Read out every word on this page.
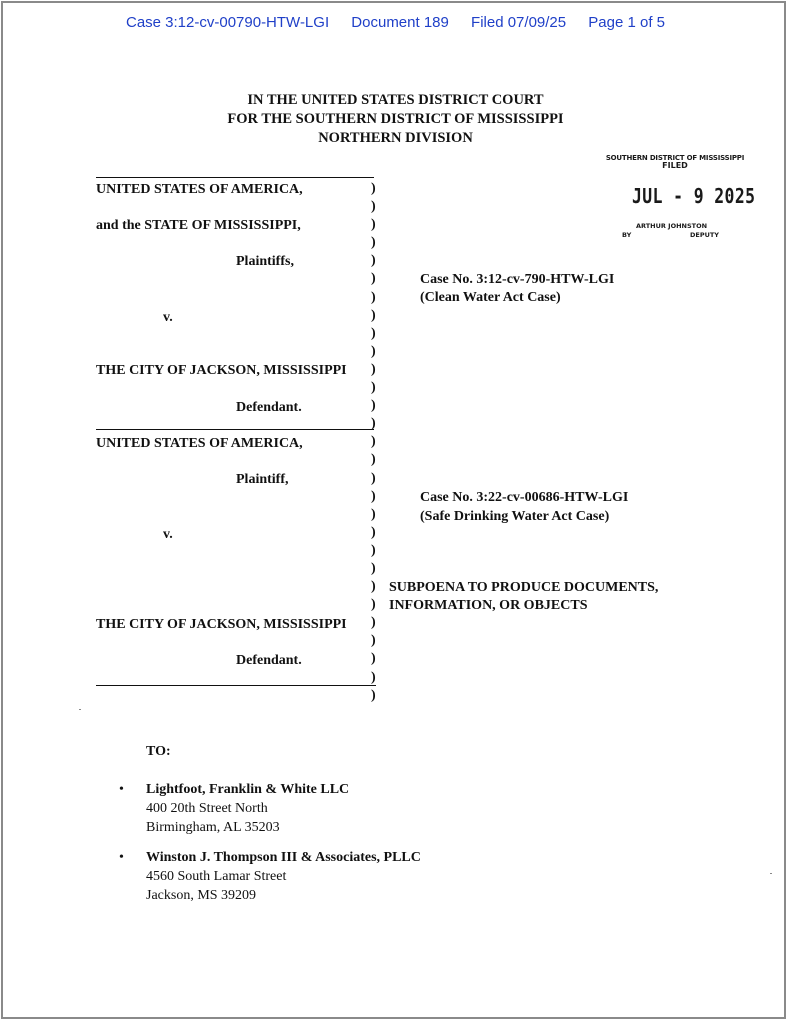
Case 3:12-cv-00790-HTW-LGI Document 189 Filed 07/09/25 Page 1 of 5
IN THE UNITED STATES DISTRICT COURT
FOR THE SOUTHERN DISTRICT OF MISSISSIPPI
NORTHERN DIVISION
SOUTHERN DISTRICT OF MISSISSIPPI
FILED
JUL - 9 2025
ARTHUR JOHNSTON
BY	DEPUTY
UNITED STATES OF AMERICA,
and the STATE OF MISSISSIPPI,
Plaintiffs,
v.
THE CITY OF JACKSON, MISSISSIPPI
Defendant.
Case No. 3:12-cv-790-HTW-LGI
(Clean Water Act Case)
UNITED STATES OF AMERICA,
Plaintiff,
v.
THE CITY OF JACKSON, MISSISSIPPI
Defendant.
Case No. 3:22-cv-00686-HTW-LGI
(Safe Drinking Water Act Case)
SUBPOENA TO PRODUCE DOCUMENTS,
INFORMATION, OR OBJECTS
)
)
)
)
)
)
)
)
)
)
)
)
)
)
)
)
)
)
)
)
)
)
)
)
)
)
)
)
)
TO:
• Lightfoot, Franklin & White LLC
400 20th Street North
Birmingham, AL 35203
• Winston J. Thompson III & Associates, PLLC
4560 South Lamar Street
Jackson, MS 39209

========

**Written problem**. Leave out the pictures and repeat everything else in the records exactly.

**The reply**.
Read out every word on this page.
Case 3:12-cv-00790-HTW-LGI Document 189 Filed 07/09/25 Page 1 of 5
IN THE UNITED STATES DISTRICT COURT
FOR THE SOUTHERN DISTRICT OF MISSISSIPPI
NORTHERN DIVISION
SOUTHERN DISTRICT OF MISSISSIPPI
FILED
JUL - 9 2025
ARTHUR JOHNSTON
BY	DEPUTY
UNITED STATES OF AMERICA,
and the STATE OF MISSISSIPPI,
Plaintiffs,
v.
THE CITY OF JACKSON, MISSISSIPPI
Defendant.
Case No. 3:12-cv-790-HTW-LGI
(Clean Water Act Case)
UNITED STATES OF AMERICA,
Plaintiff,
v.
THE CITY OF JACKSON, MISSISSIPPI
Defendant.
Case No. 3:22-cv-00686-HTW-LGI
(Safe Drinking Water Act Case)
SUBPOENA TO PRODUCE DOCUMENTS,
INFORMATION, OR OBJECTS
)
)
)
)
)
)
)
)
)
)
)
)
)
)
)
)
)
)
)
)
)
)
)
)
)
)
)
)
)
TO:
• Lightfoot, Franklin & White LLC
400 20th Street North
Birmingham, AL 35203
• Winston J. Thompson III & Associates, PLLC
4560 South Lamar Street
Jackson, MS 39209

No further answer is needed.